Work instruction >> Look through the entries for the string "binnen" and copy every line where it shows up.

Supplied data Start Marker

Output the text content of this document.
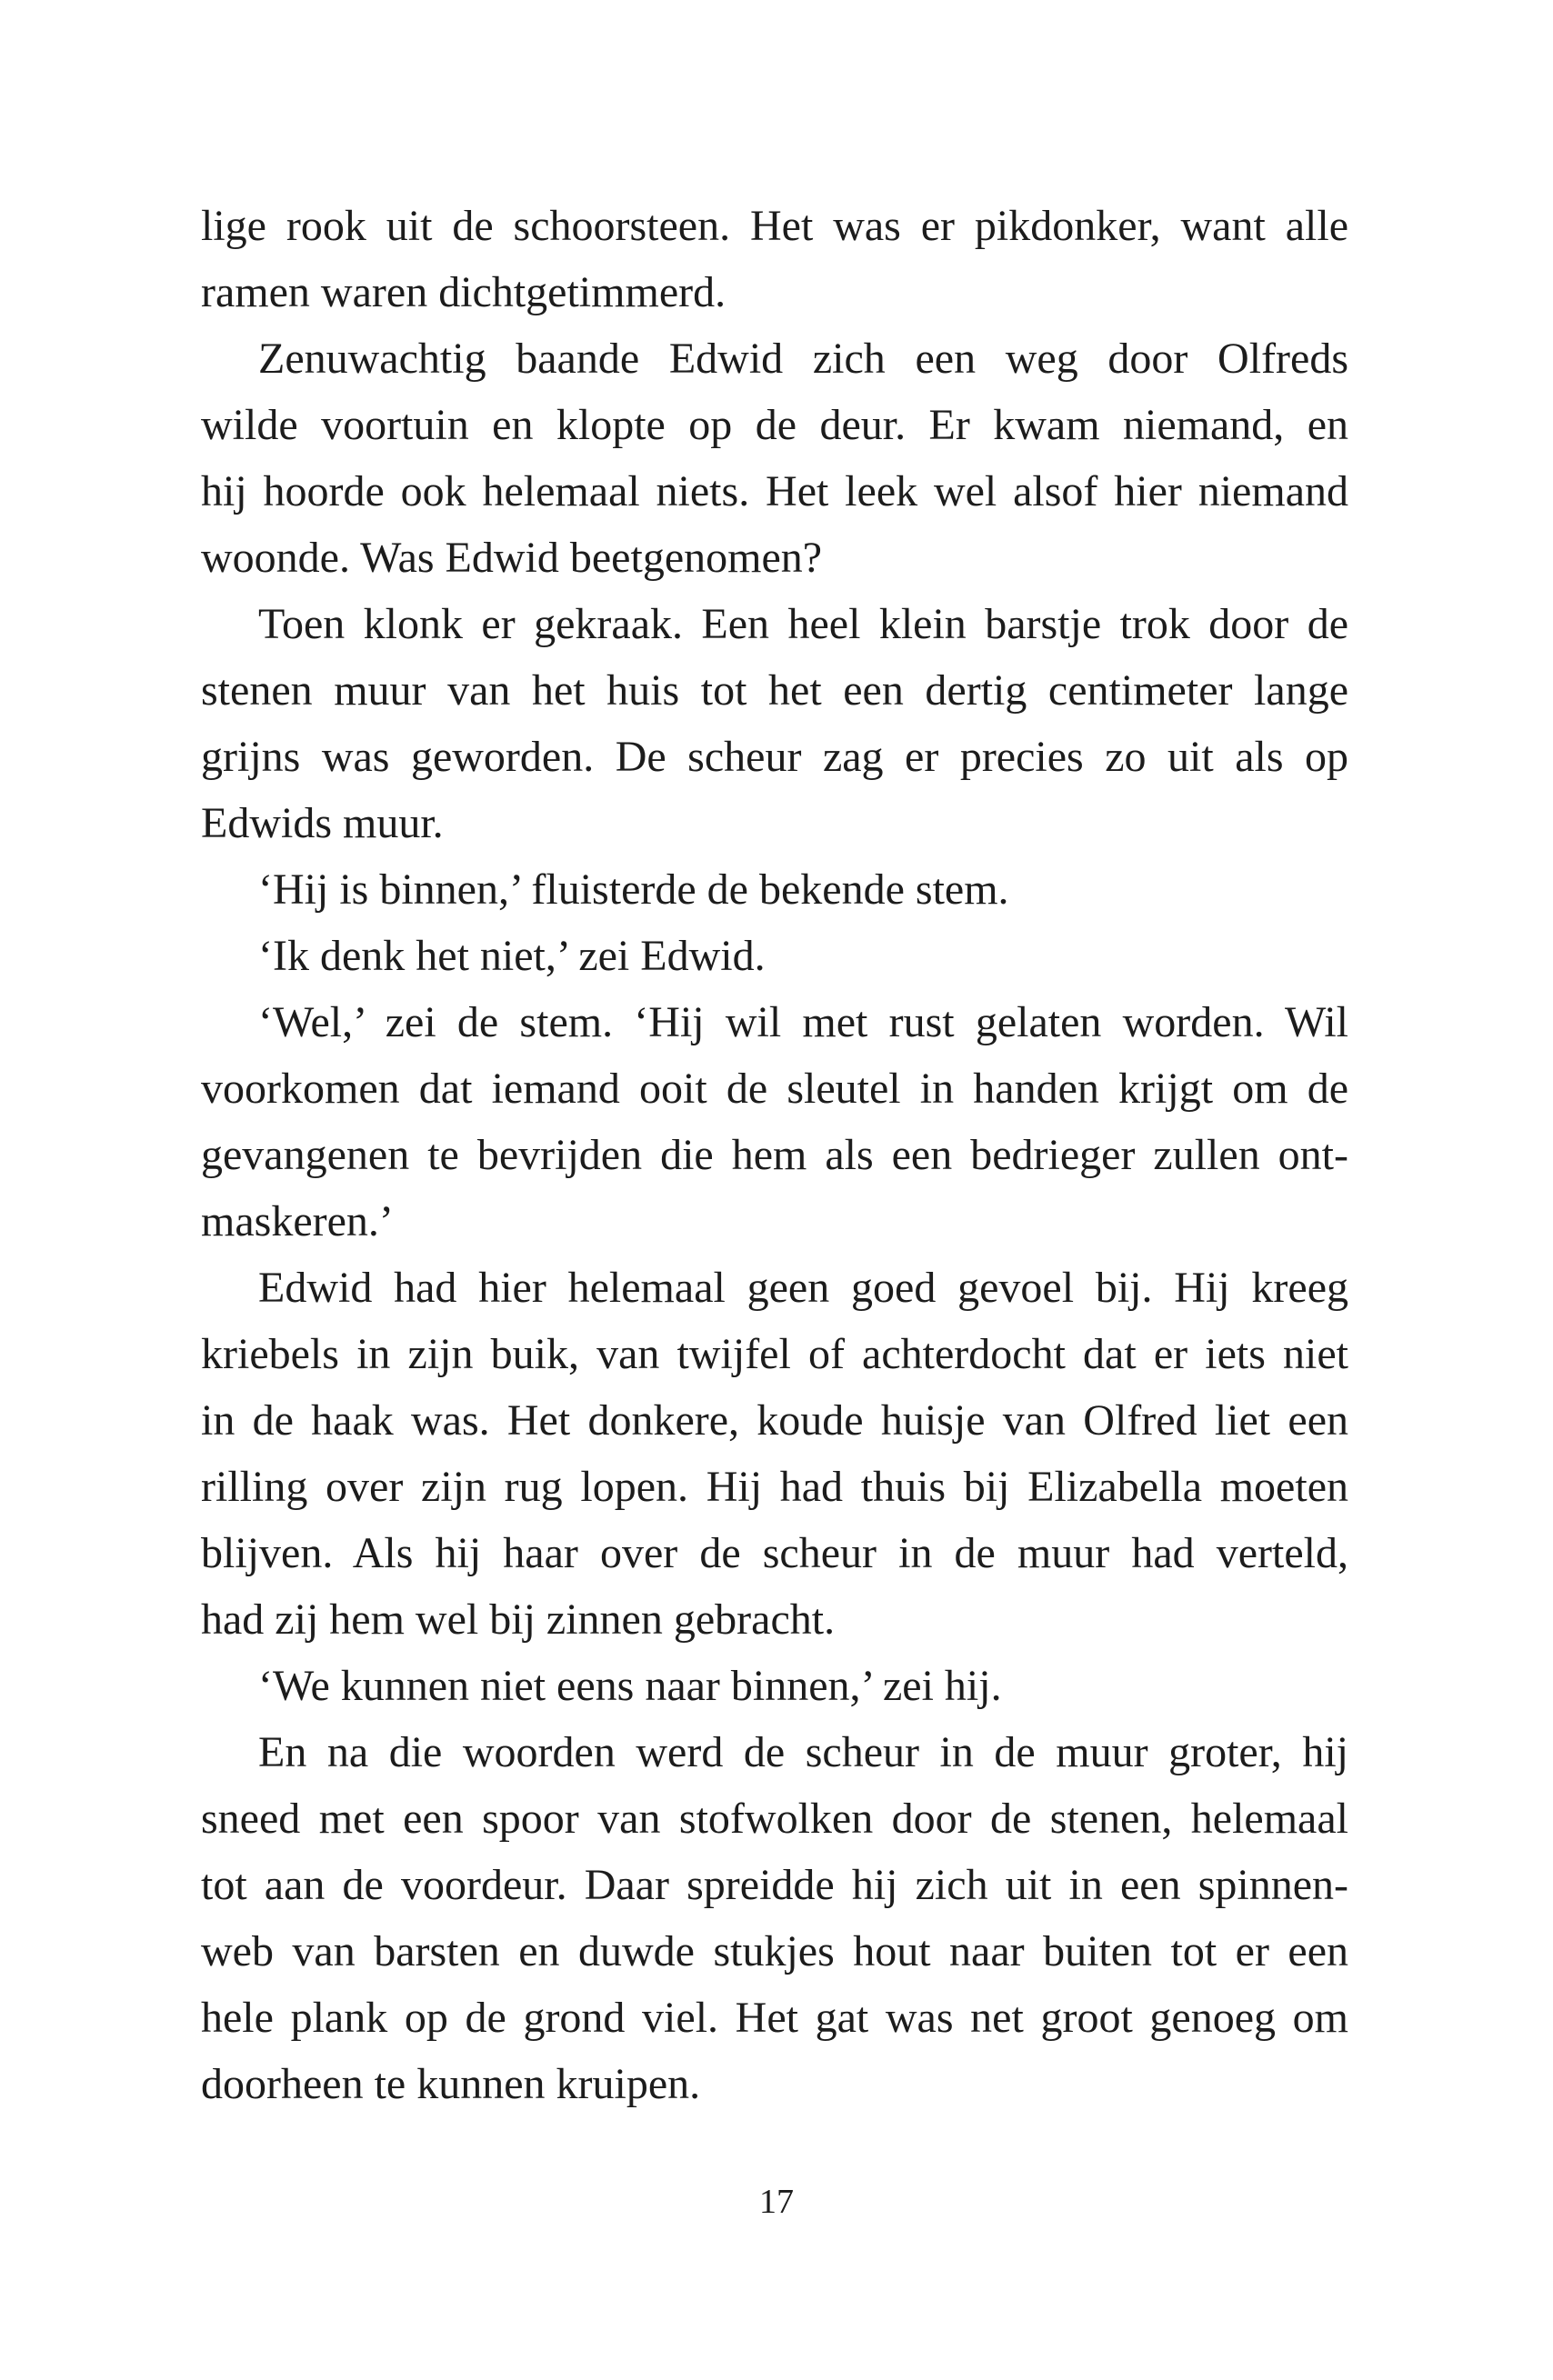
lige rook uit de schoorsteen. Het was er pikdonker, want alle
ramen waren dichtgetimmerd.
Zenuwachtig baande Edwid zich een weg door Olfreds
wilde voortuin en klopte op de deur. Er kwam niemand, en
hij hoorde ook helemaal niets. Het leek wel alsof hier niemand
woonde. Was Edwid beetgenomen?
Toen klonk er gekraak. Een heel klein barstje trok door de
stenen muur van het huis tot het een dertig centimeter lange
grijns was geworden. De scheur zag er precies zo uit als op
Edwids muur.
‘Hij is binnen,’ fluisterde de bekende stem.
‘Ik denk het niet,’ zei Edwid.
‘Wel,’ zei de stem. ‘Hij wil met rust gelaten worden. Wil
voorkomen dat iemand ooit de sleutel in handen krijgt om de
gevangenen te bevrijden die hem als een bedrieger zullen ont-
maskeren.’
Edwid had hier helemaal geen goed gevoel bij. Hij kreeg
kriebels in zijn buik, van twijfel of achterdocht dat er iets niet
in de haak was. Het donkere, koude huisje van Olfred liet een
rilling over zijn rug lopen. Hij had thuis bij Elizabella moeten
blijven. Als hij haar over de scheur in de muur had verteld,
had zij hem wel bij zinnen gebracht.
‘We kunnen niet eens naar binnen,’ zei hij.
En na die woorden werd de scheur in de muur groter, hij
sneed met een spoor van stofwolken door de stenen, helemaal
tot aan de voordeur. Daar spreidde hij zich uit in een spinnen-
web van barsten en duwde stukjes hout naar buiten tot er een
hele plank op de grond viel. Het gat was net groot genoeg om
doorheen te kunnen kruipen.
17
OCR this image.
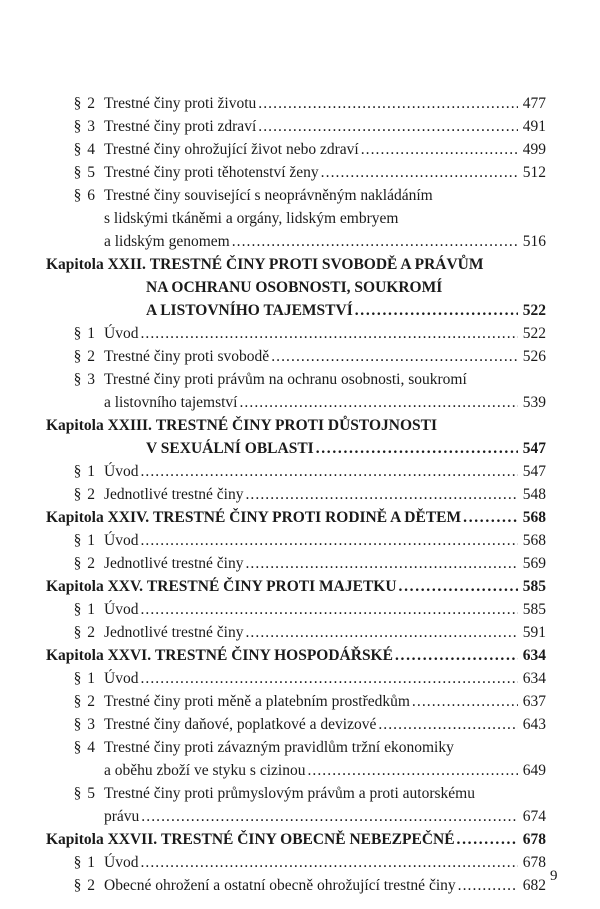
§ 2 Trestné činy proti životu . . .	477
§ 3 Trestné činy proti zdraví . . .	491
§ 4 Trestné činy ohrožující život nebo zdraví . . .	499
§ 5 Trestné činy proti těhotenství ženy . . .	512
§ 6 Trestné činy související s neoprávněným nakládáním
s lidskými tkáněmi a orgány, lidským embryem
a lidským genomem . . .	516
Kapitola XXII.
TRESTNÉ ČINY PROTI SVOBODĚ A PRÁVŮM
NA OCHRANU OSOBNOSTI, SOUKROMÍ
A LISTOVNÍHO TAJEMSTVÍ . . .	522
§ 1 Úvod . . .	522
§ 2 Trestné činy proti svobodě . . .	526
§ 3 Trestné činy proti právům na ochranu osobnosti, soukromí
a listovního tajemství . . .	539
Kapitola XXIII.
TRESTNÉ ČINY PROTI DŮSTOJNOSTI
V SEXUÁLNÍ OBLASTI . . .	547
§ 1 Úvod . . .	547
§ 2 Jednotlivé trestné činy . . .	548
Kapitola XXIV.
TRESTNÉ ČINY PROTI RODINĚ A DĚTEM . . .	568
§ 1 Úvod . . .	568
§ 2 Jednotlivé trestné činy . . .	569
Kapitola XXV.
TRESTNÉ ČINY PROTI MAJETKU . . .	585
§ 1 Úvod . . .	585
§ 2 Jednotlivé trestné činy . . .	591
Kapitola XXVI.
TRESTNÉ ČINY HOSPODÁŘSKÉ . . .	634
§ 1 Úvod . . .	634
§ 2 Trestné činy proti měně a platebním prostředkům . . .	637
§ 3 Trestné činy daňové, poplatkové a devizové . . .	643
§ 4 Trestné činy proti závazným pravidlům tržní ekonomiky
a oběhu zboží ve styku s cizinou . . .	649
§ 5 Trestné činy proti průmyslovým právům a proti autorskému
právu . . .	674
Kapitola XXVII.
TRESTNÉ ČINY OBECNĚ NEBEZPEČNÉ . . .	678
§ 1 Úvod . . .	678
§ 2 Obecné ohrožení a ostatní obecně ohrožující trestné činy . . .	682
9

Supplied data End Marker

Completed task >>
‘Hij is binnen,’ fluisterde de bekende stem.
‘We kunnen niet eens naar binnen,’ zei hij.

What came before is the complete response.